Report only how many lines of the entries below contain the string "bottom".
**** Available data
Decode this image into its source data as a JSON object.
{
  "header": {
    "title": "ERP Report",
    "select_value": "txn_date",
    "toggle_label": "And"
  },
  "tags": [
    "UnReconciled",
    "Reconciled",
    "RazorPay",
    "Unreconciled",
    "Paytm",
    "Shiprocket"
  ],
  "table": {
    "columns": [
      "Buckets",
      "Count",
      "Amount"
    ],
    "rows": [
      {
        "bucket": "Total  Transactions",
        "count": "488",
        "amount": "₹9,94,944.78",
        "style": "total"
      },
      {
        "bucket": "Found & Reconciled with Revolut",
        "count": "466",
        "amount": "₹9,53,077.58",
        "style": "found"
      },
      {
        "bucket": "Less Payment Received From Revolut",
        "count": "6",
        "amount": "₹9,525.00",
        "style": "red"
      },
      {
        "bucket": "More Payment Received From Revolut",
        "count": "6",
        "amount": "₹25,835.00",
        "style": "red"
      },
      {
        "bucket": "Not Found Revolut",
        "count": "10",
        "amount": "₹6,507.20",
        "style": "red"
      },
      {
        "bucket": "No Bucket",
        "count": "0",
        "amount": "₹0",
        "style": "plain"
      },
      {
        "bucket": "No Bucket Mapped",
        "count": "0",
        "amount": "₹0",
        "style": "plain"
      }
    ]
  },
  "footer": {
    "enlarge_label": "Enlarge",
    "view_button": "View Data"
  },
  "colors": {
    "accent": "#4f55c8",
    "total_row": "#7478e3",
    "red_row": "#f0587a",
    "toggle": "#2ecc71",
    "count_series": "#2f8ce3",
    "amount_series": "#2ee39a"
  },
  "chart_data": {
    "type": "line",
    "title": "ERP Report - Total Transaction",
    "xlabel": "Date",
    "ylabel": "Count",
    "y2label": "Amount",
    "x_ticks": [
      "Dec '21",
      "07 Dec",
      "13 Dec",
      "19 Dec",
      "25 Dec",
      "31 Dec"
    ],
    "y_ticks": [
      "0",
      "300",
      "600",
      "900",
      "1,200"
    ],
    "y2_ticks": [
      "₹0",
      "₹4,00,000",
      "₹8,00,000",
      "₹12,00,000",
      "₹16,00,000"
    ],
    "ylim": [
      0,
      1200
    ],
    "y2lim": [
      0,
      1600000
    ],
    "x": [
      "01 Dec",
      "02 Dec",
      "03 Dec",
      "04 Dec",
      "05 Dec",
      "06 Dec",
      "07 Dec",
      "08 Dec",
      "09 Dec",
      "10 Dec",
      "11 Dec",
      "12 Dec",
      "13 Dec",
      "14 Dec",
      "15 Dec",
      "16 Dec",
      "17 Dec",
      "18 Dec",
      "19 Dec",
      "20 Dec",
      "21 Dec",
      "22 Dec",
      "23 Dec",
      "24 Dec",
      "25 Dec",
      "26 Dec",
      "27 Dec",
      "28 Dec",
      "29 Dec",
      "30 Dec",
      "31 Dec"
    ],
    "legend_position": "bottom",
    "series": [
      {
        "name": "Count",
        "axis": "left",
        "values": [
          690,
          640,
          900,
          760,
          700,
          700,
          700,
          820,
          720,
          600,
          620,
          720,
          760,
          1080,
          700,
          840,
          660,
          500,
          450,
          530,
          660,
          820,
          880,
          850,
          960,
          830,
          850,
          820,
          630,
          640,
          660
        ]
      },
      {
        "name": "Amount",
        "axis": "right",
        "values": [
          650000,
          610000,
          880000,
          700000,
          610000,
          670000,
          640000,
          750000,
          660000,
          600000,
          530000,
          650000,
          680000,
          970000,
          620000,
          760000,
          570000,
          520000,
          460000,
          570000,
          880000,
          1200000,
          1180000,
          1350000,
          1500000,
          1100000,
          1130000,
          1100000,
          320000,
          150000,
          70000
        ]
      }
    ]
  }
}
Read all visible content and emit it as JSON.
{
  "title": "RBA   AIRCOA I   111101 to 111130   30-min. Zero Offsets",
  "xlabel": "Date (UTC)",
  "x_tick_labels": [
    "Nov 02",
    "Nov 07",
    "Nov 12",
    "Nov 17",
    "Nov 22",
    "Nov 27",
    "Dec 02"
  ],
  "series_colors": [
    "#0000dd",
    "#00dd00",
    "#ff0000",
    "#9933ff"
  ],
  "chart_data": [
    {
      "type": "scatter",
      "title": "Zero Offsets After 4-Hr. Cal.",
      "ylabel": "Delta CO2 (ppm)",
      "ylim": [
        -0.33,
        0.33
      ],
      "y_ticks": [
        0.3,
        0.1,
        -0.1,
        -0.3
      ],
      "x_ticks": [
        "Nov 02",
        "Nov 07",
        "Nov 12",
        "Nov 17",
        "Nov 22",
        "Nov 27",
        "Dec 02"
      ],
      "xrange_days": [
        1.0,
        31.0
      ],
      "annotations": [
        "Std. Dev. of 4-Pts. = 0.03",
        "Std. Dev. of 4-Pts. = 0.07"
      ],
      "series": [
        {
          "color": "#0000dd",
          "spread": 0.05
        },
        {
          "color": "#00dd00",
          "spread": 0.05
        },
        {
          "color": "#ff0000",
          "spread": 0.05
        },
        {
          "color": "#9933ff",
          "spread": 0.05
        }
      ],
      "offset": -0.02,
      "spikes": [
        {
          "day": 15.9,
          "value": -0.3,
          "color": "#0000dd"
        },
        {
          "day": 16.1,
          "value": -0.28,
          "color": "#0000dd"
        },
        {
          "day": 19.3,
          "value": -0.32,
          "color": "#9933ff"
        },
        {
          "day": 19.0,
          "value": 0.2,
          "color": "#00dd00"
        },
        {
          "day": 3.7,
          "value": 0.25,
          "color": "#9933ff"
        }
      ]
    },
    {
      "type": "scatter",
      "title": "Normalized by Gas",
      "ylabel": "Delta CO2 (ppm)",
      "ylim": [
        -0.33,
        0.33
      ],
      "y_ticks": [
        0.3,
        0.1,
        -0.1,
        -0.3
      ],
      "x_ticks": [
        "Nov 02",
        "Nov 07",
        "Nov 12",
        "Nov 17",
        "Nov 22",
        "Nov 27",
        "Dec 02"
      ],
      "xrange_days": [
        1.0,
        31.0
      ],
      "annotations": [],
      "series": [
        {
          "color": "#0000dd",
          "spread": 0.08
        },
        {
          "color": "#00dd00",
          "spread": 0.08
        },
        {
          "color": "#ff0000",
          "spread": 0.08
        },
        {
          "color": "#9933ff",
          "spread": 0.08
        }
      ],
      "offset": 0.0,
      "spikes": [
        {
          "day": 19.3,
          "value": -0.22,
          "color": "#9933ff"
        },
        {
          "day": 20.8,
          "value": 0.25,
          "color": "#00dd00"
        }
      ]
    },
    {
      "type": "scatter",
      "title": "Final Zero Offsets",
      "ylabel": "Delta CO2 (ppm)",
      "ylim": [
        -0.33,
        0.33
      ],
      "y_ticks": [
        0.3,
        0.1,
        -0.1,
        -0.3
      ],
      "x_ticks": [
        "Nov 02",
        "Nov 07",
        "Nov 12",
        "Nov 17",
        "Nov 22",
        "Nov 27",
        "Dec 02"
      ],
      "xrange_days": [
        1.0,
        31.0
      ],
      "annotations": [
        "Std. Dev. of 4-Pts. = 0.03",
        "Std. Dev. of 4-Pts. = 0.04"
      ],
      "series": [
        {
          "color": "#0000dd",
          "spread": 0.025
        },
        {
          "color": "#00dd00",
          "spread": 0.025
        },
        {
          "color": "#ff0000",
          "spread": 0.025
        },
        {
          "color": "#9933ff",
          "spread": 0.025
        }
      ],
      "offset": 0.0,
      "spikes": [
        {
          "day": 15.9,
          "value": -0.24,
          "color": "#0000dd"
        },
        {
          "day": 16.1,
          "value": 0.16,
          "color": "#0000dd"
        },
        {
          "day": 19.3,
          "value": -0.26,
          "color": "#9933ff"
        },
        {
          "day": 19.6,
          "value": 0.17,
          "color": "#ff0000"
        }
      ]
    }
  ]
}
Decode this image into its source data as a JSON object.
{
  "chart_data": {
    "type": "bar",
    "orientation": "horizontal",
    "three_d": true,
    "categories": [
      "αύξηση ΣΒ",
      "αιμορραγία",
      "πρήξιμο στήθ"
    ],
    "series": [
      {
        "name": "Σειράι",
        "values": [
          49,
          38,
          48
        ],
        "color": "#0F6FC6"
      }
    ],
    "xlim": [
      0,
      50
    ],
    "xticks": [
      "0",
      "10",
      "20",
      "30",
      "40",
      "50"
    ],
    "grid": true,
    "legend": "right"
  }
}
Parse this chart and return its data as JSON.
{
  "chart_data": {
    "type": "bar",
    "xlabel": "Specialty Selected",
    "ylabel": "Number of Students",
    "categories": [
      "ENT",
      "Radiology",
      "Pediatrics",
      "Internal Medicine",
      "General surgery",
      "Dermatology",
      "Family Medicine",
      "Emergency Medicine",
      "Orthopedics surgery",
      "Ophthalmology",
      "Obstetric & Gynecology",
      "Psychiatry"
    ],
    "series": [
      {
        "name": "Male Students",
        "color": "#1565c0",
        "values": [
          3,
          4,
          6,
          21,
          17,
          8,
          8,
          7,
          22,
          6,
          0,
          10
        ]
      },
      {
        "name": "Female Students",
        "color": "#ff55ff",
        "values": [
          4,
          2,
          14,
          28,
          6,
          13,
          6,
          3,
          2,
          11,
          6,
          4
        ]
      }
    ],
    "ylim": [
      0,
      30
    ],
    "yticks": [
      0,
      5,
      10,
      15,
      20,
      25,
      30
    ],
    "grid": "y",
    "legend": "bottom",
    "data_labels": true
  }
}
********
→ **Answer to the exercise**:
2